Exercise requirements
In the listing below, locate the lines that hold "Histogram" and copy them.

Task material
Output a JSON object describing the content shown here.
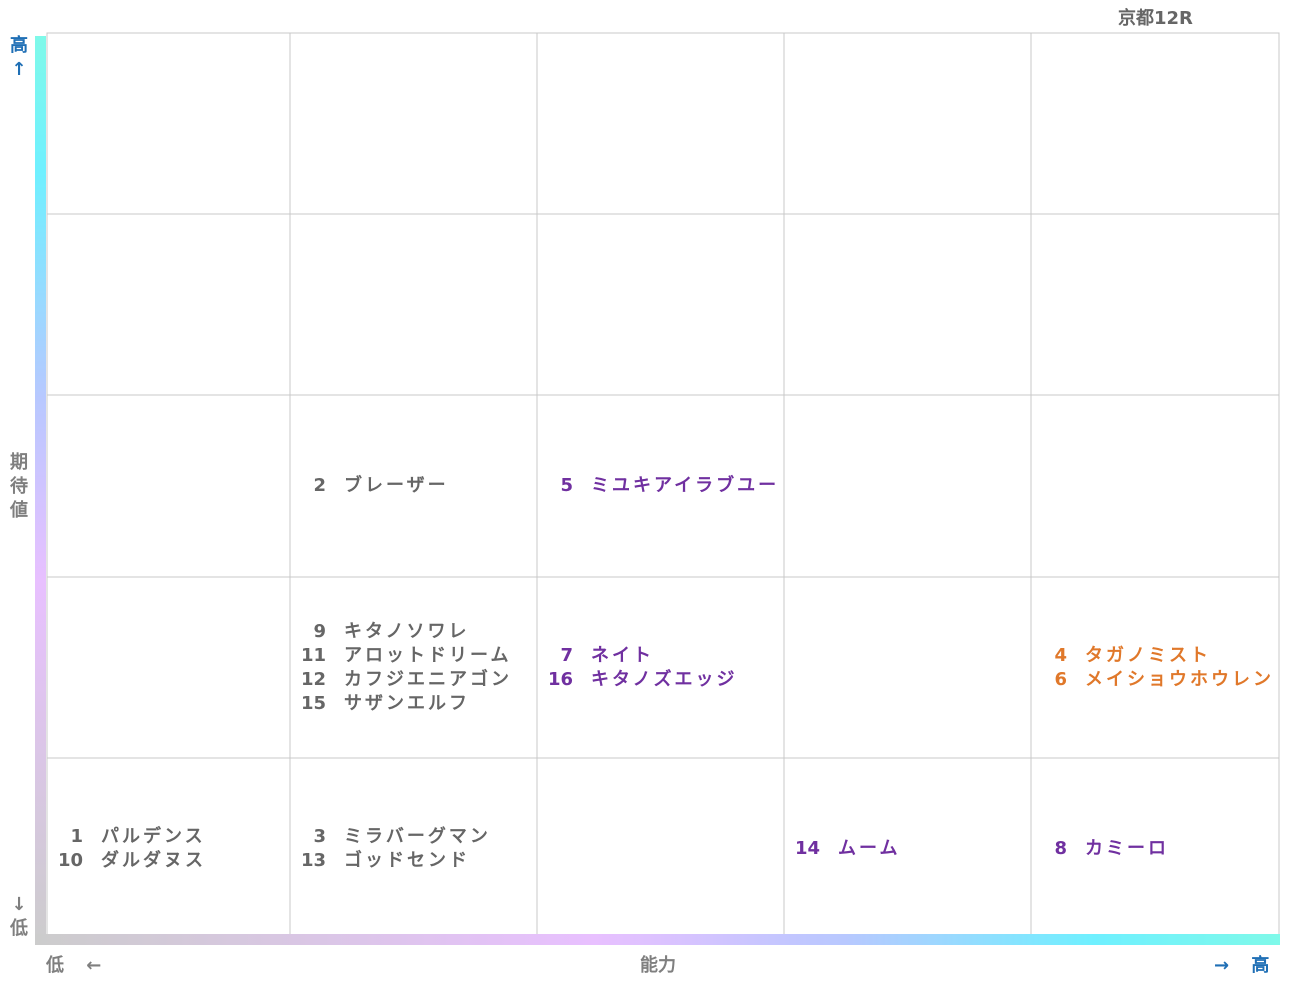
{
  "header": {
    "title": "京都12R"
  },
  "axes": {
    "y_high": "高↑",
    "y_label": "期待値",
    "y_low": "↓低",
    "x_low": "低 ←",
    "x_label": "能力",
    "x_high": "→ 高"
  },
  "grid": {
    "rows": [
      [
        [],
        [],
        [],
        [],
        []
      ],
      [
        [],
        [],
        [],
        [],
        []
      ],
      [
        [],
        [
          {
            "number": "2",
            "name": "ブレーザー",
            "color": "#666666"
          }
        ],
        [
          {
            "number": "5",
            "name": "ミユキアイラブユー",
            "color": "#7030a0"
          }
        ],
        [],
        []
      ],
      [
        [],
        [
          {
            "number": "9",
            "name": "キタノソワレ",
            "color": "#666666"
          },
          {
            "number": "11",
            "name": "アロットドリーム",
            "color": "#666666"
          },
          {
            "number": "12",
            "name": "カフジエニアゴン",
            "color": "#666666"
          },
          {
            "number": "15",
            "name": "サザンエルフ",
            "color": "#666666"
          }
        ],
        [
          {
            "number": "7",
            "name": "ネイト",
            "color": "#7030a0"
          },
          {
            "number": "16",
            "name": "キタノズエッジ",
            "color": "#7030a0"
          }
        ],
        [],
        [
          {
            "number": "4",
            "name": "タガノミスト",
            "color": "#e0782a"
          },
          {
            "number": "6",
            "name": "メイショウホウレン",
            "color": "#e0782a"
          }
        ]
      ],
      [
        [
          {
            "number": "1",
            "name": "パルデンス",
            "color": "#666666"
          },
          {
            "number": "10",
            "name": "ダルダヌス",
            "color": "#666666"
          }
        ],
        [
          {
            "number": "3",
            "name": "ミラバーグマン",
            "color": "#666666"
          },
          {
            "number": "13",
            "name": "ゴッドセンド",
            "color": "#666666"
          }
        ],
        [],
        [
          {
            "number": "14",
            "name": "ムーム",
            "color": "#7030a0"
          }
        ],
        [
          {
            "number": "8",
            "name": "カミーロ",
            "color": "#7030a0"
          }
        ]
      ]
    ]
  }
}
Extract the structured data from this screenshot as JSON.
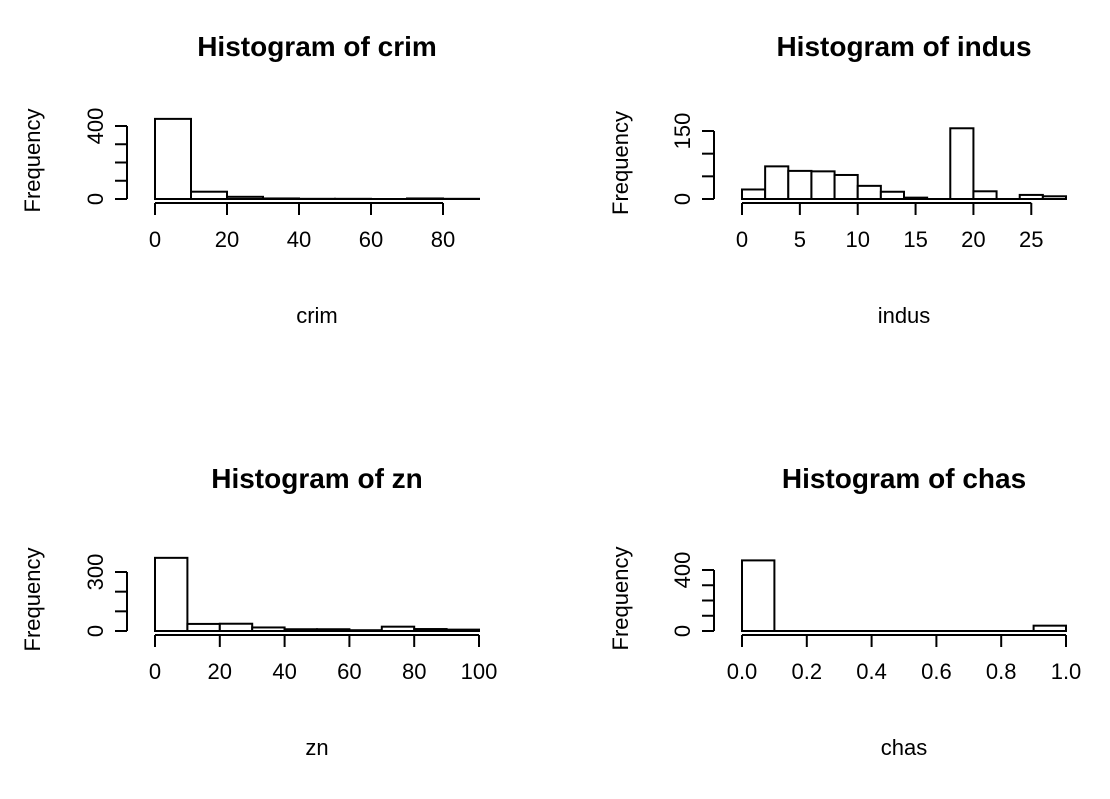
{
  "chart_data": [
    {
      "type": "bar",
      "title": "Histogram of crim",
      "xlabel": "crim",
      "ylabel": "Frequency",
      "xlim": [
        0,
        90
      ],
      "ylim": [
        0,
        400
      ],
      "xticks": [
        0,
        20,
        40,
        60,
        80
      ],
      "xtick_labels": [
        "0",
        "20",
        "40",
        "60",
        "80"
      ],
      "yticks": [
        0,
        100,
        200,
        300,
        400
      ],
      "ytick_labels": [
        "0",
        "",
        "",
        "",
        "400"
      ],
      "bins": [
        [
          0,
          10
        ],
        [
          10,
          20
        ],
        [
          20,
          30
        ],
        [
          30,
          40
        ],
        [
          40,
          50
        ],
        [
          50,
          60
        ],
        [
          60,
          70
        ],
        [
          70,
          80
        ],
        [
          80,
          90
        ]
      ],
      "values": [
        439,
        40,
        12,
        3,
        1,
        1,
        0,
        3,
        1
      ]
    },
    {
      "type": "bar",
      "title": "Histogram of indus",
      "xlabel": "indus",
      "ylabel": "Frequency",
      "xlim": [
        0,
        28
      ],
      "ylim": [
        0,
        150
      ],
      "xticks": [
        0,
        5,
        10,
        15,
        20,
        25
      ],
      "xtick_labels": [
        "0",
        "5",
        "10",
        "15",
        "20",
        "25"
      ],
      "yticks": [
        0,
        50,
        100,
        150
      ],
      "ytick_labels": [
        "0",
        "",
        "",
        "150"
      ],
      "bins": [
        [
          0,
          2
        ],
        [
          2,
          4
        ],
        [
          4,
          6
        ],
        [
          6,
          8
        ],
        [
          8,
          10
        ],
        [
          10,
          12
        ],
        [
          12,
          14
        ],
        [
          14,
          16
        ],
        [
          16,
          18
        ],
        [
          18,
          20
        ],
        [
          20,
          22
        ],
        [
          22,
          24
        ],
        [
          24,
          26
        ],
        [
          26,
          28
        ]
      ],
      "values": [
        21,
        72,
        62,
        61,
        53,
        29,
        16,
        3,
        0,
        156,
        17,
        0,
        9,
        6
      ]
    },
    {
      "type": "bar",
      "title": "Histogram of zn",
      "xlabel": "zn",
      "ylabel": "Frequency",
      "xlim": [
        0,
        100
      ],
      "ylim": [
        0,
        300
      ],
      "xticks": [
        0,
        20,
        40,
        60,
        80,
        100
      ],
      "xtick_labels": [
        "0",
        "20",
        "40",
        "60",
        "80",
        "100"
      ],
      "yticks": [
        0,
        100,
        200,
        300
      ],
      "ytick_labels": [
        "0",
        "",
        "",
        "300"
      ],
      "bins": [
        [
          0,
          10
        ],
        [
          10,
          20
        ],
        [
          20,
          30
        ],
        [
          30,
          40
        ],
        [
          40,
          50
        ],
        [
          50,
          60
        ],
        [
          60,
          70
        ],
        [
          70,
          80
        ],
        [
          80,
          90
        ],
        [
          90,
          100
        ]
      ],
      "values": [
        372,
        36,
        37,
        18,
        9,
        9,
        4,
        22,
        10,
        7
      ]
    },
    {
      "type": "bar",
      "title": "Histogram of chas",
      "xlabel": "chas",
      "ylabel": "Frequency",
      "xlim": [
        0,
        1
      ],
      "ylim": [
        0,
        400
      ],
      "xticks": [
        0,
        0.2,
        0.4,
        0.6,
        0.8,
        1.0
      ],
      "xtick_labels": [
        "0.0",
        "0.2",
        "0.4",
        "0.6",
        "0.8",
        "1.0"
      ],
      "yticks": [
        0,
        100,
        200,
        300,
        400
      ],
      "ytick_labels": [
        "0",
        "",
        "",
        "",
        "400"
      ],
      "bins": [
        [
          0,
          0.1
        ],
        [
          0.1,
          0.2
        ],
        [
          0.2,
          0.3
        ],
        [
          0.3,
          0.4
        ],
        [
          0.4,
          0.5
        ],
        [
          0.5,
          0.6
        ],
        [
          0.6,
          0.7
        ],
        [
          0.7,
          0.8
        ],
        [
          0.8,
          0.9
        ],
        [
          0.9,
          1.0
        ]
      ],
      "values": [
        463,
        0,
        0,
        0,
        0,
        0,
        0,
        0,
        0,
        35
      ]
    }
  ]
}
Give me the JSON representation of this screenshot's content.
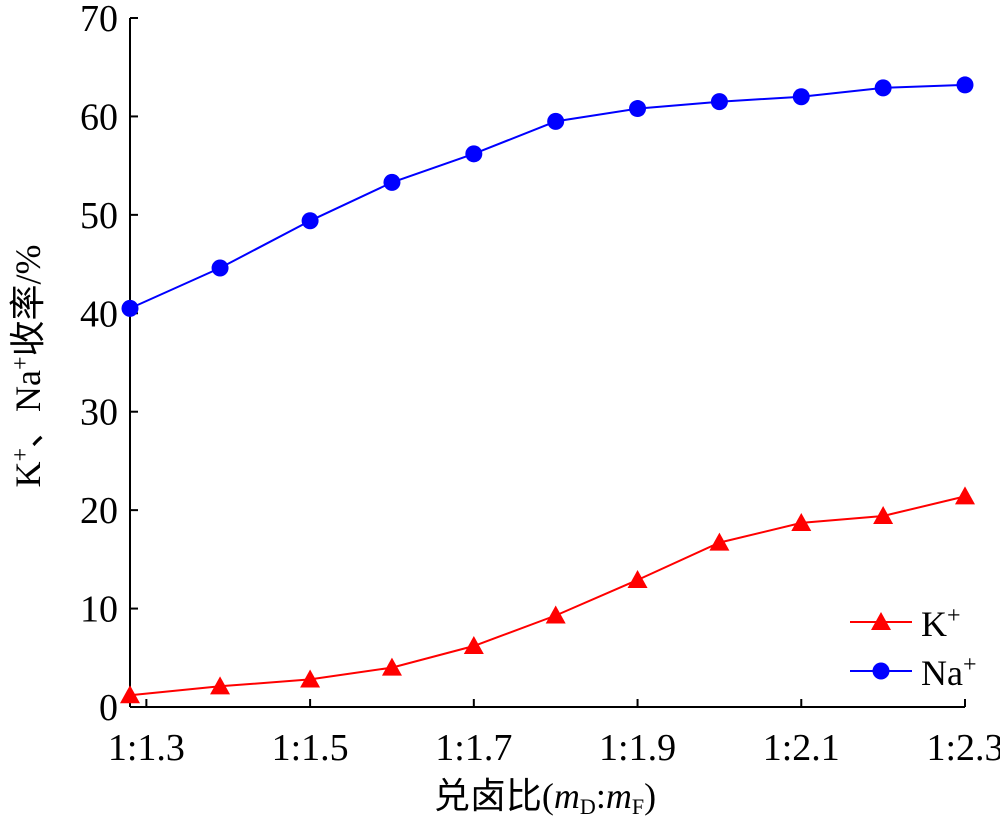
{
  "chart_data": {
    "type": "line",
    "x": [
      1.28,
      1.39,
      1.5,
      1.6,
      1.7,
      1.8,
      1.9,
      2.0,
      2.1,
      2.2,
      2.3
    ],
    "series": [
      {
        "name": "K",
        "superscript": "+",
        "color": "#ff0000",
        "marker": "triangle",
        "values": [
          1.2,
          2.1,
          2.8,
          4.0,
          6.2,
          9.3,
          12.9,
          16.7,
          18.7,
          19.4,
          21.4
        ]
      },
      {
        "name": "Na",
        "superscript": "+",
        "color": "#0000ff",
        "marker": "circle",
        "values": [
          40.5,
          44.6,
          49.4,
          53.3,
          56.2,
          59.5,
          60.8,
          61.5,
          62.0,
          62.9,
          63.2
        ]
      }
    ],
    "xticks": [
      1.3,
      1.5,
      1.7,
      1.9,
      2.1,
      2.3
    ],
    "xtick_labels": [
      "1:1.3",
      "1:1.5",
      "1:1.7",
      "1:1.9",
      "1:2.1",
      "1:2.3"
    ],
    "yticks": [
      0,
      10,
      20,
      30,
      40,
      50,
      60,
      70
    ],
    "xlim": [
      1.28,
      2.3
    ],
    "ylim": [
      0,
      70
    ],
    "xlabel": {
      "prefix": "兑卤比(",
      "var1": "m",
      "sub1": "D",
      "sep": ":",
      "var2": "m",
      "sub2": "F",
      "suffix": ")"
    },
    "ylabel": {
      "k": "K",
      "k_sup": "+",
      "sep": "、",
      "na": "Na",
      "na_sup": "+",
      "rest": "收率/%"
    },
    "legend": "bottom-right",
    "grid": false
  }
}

The output
      "title": "Histogram of crim",
      "title": "Histogram of indus",
      "title": "Histogram of zn",
      "title": "Histogram of chas",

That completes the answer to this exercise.